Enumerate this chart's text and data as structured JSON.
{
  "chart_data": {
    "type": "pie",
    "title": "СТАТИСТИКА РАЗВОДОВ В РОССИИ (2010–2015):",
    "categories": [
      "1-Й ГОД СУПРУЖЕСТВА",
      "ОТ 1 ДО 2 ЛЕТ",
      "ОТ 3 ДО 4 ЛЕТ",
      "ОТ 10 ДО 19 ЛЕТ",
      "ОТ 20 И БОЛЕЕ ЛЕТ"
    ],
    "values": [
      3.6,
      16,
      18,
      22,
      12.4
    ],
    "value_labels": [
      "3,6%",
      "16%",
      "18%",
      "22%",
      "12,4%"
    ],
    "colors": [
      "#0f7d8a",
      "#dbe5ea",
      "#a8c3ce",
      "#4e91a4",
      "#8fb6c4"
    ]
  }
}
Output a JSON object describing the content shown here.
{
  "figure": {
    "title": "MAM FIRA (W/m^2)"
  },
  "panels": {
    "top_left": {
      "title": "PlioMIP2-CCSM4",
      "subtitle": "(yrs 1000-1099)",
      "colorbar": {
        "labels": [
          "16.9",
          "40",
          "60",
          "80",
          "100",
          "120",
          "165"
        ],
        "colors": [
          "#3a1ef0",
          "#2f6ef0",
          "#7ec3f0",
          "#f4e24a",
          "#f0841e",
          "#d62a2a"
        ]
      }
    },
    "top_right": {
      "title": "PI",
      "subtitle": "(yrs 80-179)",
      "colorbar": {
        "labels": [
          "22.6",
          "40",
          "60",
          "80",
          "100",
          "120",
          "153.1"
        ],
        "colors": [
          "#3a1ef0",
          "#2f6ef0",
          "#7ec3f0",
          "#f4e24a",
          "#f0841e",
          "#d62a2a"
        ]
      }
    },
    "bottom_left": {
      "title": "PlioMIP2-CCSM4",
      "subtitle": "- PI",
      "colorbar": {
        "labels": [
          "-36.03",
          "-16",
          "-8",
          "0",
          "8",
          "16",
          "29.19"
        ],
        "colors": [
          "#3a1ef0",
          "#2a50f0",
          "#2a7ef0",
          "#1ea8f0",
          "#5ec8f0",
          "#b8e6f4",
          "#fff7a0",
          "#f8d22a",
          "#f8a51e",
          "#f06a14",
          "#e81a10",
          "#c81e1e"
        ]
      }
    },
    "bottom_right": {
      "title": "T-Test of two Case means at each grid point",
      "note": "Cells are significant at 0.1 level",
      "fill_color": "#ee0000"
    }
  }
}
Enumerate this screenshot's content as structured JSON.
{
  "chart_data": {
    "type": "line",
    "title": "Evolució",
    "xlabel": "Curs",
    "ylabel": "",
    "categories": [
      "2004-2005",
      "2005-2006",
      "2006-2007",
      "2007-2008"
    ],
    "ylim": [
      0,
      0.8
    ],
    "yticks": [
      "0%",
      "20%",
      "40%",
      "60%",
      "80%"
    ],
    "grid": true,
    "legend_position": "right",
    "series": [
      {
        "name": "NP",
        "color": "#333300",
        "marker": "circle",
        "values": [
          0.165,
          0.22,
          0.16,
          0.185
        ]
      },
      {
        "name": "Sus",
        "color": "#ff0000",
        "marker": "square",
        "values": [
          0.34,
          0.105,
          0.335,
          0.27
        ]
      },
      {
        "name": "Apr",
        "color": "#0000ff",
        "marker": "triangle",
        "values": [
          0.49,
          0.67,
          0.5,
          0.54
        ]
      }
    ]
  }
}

> **Short exercise**: Copy each line above containing the string "Enumerate".

> **Problem solution**:
Enumerate this chart's text and data as structured JSON.
Enumerate this screenshot's content as structured JSON.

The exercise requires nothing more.